**Exercise materials**
'''

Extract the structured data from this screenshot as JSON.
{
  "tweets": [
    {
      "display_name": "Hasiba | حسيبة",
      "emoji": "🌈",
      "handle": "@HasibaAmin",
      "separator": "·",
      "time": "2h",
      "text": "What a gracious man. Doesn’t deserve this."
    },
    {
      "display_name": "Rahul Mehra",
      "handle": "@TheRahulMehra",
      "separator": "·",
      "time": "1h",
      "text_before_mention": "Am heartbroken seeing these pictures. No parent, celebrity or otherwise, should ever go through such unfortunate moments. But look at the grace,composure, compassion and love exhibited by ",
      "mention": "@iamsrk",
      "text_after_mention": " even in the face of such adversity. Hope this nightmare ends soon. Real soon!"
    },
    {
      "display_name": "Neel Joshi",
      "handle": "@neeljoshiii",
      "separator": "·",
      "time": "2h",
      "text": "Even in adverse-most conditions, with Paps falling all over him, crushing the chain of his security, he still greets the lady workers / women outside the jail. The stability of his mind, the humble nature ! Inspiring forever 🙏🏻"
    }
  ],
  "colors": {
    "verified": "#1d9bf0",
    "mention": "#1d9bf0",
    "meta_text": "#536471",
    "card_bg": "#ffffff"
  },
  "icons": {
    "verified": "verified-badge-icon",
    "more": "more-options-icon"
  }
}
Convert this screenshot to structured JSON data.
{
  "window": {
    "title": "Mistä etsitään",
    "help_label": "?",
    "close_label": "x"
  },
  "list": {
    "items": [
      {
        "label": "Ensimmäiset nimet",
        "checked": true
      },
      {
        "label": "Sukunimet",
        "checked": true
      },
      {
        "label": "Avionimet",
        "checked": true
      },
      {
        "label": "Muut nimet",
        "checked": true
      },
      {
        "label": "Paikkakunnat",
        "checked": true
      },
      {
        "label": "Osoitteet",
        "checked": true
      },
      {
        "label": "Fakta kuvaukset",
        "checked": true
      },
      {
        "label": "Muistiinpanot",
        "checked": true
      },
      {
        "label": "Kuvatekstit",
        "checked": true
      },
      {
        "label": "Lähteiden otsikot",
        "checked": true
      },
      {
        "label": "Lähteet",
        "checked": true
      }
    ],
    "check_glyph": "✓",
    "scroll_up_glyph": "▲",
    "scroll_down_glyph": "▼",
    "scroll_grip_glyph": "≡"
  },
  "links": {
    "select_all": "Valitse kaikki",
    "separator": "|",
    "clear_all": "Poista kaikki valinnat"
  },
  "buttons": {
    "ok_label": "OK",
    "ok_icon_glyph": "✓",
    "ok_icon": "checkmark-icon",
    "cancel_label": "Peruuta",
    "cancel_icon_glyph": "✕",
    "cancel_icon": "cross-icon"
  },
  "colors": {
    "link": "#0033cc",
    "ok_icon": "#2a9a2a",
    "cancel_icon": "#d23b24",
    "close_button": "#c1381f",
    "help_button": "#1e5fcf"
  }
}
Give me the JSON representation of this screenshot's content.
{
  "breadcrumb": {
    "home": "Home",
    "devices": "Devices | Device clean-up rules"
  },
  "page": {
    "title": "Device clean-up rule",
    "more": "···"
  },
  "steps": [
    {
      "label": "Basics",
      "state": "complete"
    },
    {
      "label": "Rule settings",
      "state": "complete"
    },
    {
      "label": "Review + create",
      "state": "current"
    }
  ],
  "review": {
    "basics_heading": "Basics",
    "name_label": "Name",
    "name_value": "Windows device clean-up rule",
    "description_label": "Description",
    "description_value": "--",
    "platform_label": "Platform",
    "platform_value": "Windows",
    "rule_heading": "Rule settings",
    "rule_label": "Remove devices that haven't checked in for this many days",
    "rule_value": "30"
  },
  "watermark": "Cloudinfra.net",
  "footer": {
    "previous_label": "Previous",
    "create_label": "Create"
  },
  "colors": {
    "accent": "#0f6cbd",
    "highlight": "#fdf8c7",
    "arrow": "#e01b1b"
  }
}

'''

**What to produce**
Please restate the whole listing word for word.

**Result for this task**
Extract the structured data from this screenshot as JSON.
{
  "tweets": [
    {
      "display_name": "Hasiba | حسيبة",
      "emoji": "🌈",
      "handle": "@HasibaAmin",
      "separator": "·",
      "time": "2h",
      "text": "What a gracious man. Doesn’t deserve this."
    },
    {
      "display_name": "Rahul Mehra",
      "handle": "@TheRahulMehra",
      "separator": "·",
      "time": "1h",
      "text_before_mention": "Am heartbroken seeing these pictures. No parent, celebrity or otherwise, should ever go through such unfortunate moments. But look at the grace,composure, compassion and love exhibited by ",
      "mention": "@iamsrk",
      "text_after_mention": " even in the face of such adversity. Hope this nightmare ends soon. Real soon!"
    },
    {
      "display_name": "Neel Joshi",
      "handle": "@neeljoshiii",
      "separator": "·",
      "time": "2h",
      "text": "Even in adverse-most conditions, with Paps falling all over him, crushing the chain of his security, he still greets the lady workers / women outside the jail. The stability of his mind, the humble nature ! Inspiring forever 🙏🏻"
    }
  ],
  "colors": {
    "verified": "#1d9bf0",
    "mention": "#1d9bf0",
    "meta_text": "#536471",
    "card_bg": "#ffffff"
  },
  "icons": {
    "verified": "verified-badge-icon",
    "more": "more-options-icon"
  }
}
Convert this screenshot to structured JSON data.
{
  "window": {
    "title": "Mistä etsitään",
    "help_label": "?",
    "close_label": "x"
  },
  "list": {
    "items": [
      {
        "label": "Ensimmäiset nimet",
        "checked": true
      },
      {
        "label": "Sukunimet",
        "checked": true
      },
      {
        "label": "Avionimet",
        "checked": true
      },
      {
        "label": "Muut nimet",
        "checked": true
      },
      {
        "label": "Paikkakunnat",
        "checked": true
      },
      {
        "label": "Osoitteet",
        "checked": true
      },
      {
        "label": "Fakta kuvaukset",
        "checked": true
      },
      {
        "label": "Muistiinpanot",
        "checked": true
      },
      {
        "label": "Kuvatekstit",
        "checked": true
      },
      {
        "label": "Lähteiden otsikot",
        "checked": true
      },
      {
        "label": "Lähteet",
        "checked": true
      }
    ],
    "check_glyph": "✓",
    "scroll_up_glyph": "▲",
    "scroll_down_glyph": "▼",
    "scroll_grip_glyph": "≡"
  },
  "links": {
    "select_all": "Valitse kaikki",
    "separator": "|",
    "clear_all": "Poista kaikki valinnat"
  },
  "buttons": {
    "ok_label": "OK",
    "ok_icon_glyph": "✓",
    "ok_icon": "checkmark-icon",
    "cancel_label": "Peruuta",
    "cancel_icon_glyph": "✕",
    "cancel_icon": "cross-icon"
  },
  "colors": {
    "link": "#0033cc",
    "ok_icon": "#2a9a2a",
    "cancel_icon": "#d23b24",
    "close_button": "#c1381f",
    "help_button": "#1e5fcf"
  }
}
Give me the JSON representation of this screenshot's content.
{
  "breadcrumb": {
    "home": "Home",
    "devices": "Devices | Device clean-up rules"
  },
  "page": {
    "title": "Device clean-up rule",
    "more": "···"
  },
  "steps": [
    {
      "label": "Basics",
      "state": "complete"
    },
    {
      "label": "Rule settings",
      "state": "complete"
    },
    {
      "label": "Review + create",
      "state": "current"
    }
  ],
  "review": {
    "basics_heading": "Basics",
    "name_label": "Name",
    "name_value": "Windows device clean-up rule",
    "description_label": "Description",
    "description_value": "--",
    "platform_label": "Platform",
    "platform_value": "Windows",
    "rule_heading": "Rule settings",
    "rule_label": "Remove devices that haven't checked in for this many days",
    "rule_value": "30"
  },
  "watermark": "Cloudinfra.net",
  "footer": {
    "previous_label": "Previous",
    "create_label": "Create"
  },
  "colors": {
    "accent": "#0f6cbd",
    "highlight": "#fdf8c7",
    "arrow": "#e01b1b"
  }
}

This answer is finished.